▶ **Task objective**
Give the number of lines in the data that hold the word "logo", and nothing else.

▶ **Supplied records**
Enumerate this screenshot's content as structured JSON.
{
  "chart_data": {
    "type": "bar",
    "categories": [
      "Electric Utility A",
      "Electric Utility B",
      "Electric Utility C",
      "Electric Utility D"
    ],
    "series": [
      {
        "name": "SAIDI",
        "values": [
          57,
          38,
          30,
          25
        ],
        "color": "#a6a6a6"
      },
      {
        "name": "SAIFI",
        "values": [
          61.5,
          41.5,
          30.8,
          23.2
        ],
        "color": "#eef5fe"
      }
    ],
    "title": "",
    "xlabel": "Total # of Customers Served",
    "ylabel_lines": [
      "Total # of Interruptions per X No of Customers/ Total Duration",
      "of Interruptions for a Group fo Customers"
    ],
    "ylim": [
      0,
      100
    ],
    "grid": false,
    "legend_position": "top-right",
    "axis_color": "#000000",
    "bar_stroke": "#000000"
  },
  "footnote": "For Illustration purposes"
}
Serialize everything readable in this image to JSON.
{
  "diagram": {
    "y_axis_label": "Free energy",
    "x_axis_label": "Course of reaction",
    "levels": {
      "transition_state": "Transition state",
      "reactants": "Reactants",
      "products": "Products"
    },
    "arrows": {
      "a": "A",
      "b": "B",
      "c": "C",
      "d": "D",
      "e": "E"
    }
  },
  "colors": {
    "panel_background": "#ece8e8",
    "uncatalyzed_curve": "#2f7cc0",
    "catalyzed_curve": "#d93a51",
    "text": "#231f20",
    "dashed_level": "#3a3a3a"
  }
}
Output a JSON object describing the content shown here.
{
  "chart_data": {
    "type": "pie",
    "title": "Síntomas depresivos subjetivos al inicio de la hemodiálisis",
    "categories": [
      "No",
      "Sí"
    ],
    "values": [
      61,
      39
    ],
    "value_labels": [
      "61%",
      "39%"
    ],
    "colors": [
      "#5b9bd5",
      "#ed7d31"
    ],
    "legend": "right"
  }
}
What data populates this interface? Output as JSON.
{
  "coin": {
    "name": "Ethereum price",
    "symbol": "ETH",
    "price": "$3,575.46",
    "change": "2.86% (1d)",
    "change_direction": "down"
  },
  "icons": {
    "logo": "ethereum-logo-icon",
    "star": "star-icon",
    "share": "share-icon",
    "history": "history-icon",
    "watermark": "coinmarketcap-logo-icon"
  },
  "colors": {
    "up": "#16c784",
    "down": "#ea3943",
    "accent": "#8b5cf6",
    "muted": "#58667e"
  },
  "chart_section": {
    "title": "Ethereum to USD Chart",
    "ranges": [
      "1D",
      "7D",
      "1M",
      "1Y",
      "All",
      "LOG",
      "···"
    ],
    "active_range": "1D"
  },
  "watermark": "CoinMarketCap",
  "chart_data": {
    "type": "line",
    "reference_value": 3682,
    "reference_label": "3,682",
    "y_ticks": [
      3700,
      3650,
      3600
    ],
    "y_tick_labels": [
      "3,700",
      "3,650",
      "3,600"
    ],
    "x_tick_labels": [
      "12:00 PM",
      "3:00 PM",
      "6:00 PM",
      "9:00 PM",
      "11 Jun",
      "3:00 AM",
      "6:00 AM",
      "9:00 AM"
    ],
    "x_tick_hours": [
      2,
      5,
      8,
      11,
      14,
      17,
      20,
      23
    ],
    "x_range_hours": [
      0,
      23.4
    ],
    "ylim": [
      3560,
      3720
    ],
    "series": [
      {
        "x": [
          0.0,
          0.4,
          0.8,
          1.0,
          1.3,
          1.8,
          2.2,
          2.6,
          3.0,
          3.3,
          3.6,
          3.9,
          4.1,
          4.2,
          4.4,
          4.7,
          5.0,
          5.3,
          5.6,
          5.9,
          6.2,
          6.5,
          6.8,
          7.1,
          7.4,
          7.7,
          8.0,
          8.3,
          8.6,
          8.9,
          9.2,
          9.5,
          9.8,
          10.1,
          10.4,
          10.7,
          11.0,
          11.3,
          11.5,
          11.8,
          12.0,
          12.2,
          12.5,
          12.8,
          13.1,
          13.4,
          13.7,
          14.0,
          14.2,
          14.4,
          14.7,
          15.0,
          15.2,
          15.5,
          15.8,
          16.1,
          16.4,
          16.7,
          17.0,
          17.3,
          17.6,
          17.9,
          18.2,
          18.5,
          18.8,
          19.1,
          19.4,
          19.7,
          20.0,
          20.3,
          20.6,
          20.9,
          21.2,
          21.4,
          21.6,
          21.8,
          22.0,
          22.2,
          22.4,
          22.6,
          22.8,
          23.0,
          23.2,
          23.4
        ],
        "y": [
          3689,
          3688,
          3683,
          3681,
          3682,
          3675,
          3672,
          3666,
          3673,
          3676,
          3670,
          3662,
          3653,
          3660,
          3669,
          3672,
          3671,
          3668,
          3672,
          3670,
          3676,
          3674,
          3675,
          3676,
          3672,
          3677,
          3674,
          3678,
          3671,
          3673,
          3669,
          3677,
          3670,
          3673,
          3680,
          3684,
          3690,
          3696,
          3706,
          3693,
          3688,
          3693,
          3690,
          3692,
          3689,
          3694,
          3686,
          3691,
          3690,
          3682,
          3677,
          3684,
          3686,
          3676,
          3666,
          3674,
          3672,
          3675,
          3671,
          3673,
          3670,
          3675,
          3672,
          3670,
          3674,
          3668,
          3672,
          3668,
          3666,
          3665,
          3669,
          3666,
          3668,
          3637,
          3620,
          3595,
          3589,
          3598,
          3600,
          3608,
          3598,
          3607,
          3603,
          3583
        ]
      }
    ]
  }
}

▶ **Exercise response**
2